• **PROVIDED INFORMATION**:
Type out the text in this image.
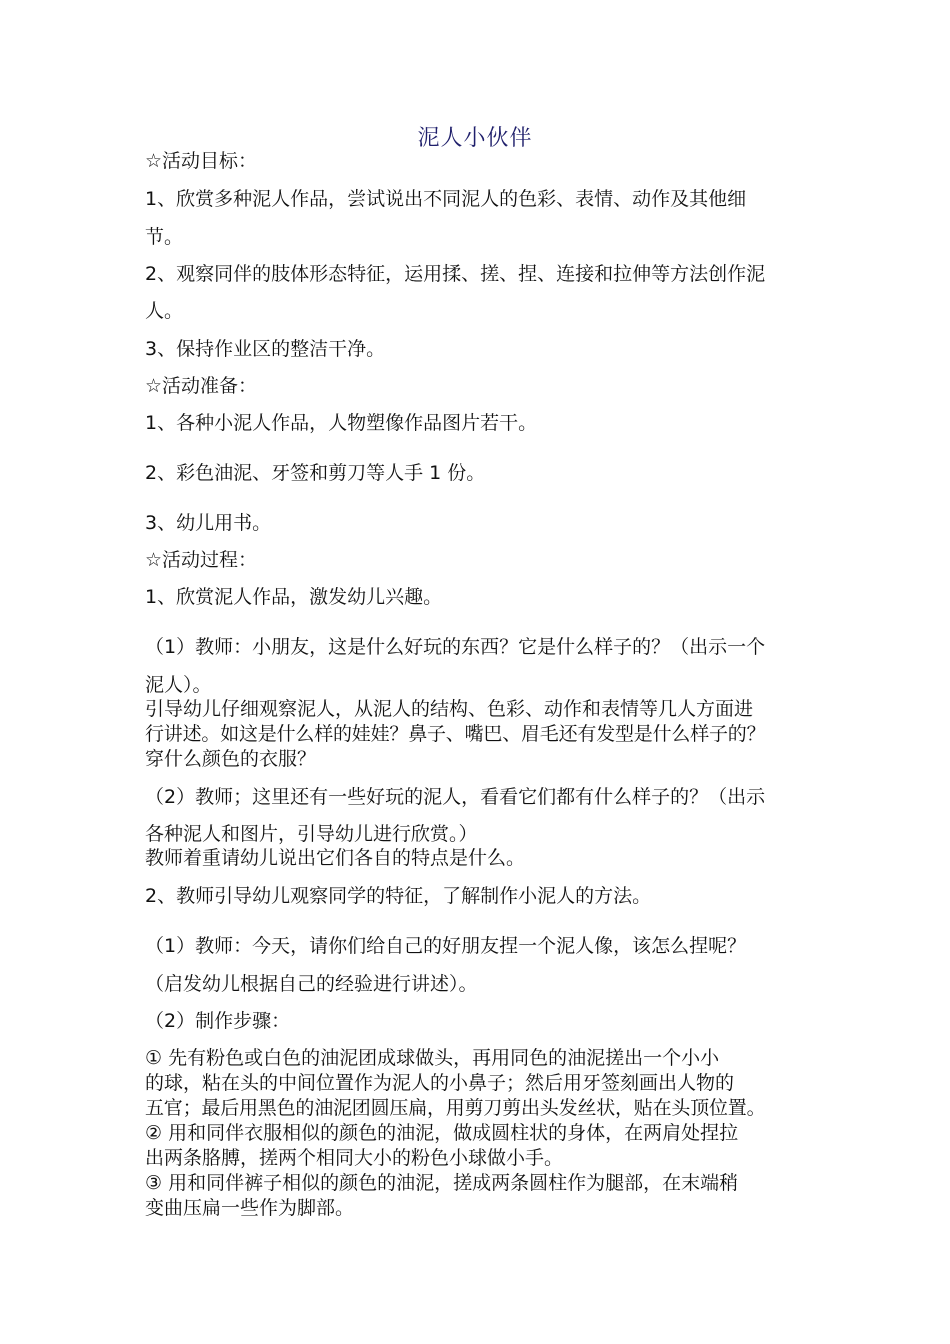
泥人小伙伴
☆活动目标：
1、欣赏多种泥人作品，尝试说出不同泥人的色彩、表情、动作及其他细
节。
2、观察同伴的肢体形态特征，运用揉、搓、捏、连接和拉伸等方法创作泥
人。
3、保持作业区的整洁干净。
☆活动准备：
1、各种小泥人作品，人物塑像作品图片若干。
2、彩色油泥、牙签和剪刀等人手 1 份。
3、幼儿用书。
☆活动过程：
1、欣赏泥人作品，激发幼儿兴趣。
（1）教师：小朋友，这是什么好玩的东西？它是什么样子的？（出示一个
泥人）。
引导幼儿仔细观察泥人，从泥人的结构、色彩、动作和表情等几人方面进
行讲述。如这是什么样的娃娃？鼻子、嘴巴、眉毛还有发型是什么样子的？
穿什么颜色的衣服？
（2）教师；这里还有一些好玩的泥人，看看它们都有什么样子的？（出示
各种泥人和图片，引导幼儿进行欣赏。）
教师着重请幼儿说出它们各自的特点是什么。
2、教师引导幼儿观察同学的特征，了解制作小泥人的方法。
（1）教师：今天，请你们给自己的好朋友捏一个泥人像，该怎么捏呢？
（启发幼儿根据自己的经验进行讲述）。
（2）制作步骤：
① 先有粉色或白色的油泥团成球做头，再用同色的油泥搓出一个小小
的球，粘在头的中间位置作为泥人的小鼻子；然后用牙签刻画出人物的
五官；最后用黑色的油泥团圆压扁，用剪刀剪出头发丝状，贴在头顶位置。
② 用和同伴衣服相似的颜色的油泥，做成圆柱状的身体，在两肩处捏拉
出两条胳膊，搓两个相同大小的粉色小球做小手。
③ 用和同伴裤子相似的颜色的油泥，搓成两条圆柱作为腿部，在末端稍
变曲压扁一些作为脚部。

• **EXERCISE DETAILS**: Nothing in the entries above should change when they are printed again, except that the pictures are dropped.

• **SOLUTION TO THIS EXERCISE**:
Type out the text in this image.
泥人小伙伴
☆活动目标：
1、欣赏多种泥人作品，尝试说出不同泥人的色彩、表情、动作及其他细
节。
2、观察同伴的肢体形态特征，运用揉、搓、捏、连接和拉伸等方法创作泥
人。
3、保持作业区的整洁干净。
☆活动准备：
1、各种小泥人作品，人物塑像作品图片若干。
2、彩色油泥、牙签和剪刀等人手 1 份。
3、幼儿用书。
☆活动过程：
1、欣赏泥人作品，激发幼儿兴趣。
（1）教师：小朋友，这是什么好玩的东西？它是什么样子的？（出示一个
泥人）。
引导幼儿仔细观察泥人，从泥人的结构、色彩、动作和表情等几人方面进
行讲述。如这是什么样的娃娃？鼻子、嘴巴、眉毛还有发型是什么样子的？
穿什么颜色的衣服？
（2）教师；这里还有一些好玩的泥人，看看它们都有什么样子的？（出示
各种泥人和图片，引导幼儿进行欣赏。）
教师着重请幼儿说出它们各自的特点是什么。
2、教师引导幼儿观察同学的特征，了解制作小泥人的方法。
（1）教师：今天，请你们给自己的好朋友捏一个泥人像，该怎么捏呢？
（启发幼儿根据自己的经验进行讲述）。
（2）制作步骤：
① 先有粉色或白色的油泥团成球做头，再用同色的油泥搓出一个小小
的球，粘在头的中间位置作为泥人的小鼻子；然后用牙签刻画出人物的
五官；最后用黑色的油泥团圆压扁，用剪刀剪出头发丝状，贴在头顶位置。
② 用和同伴衣服相似的颜色的油泥，做成圆柱状的身体，在两肩处捏拉
出两条胳膊，搓两个相同大小的粉色小球做小手。
③ 用和同伴裤子相似的颜色的油泥，搓成两条圆柱作为腿部，在末端稍
变曲压扁一些作为脚部。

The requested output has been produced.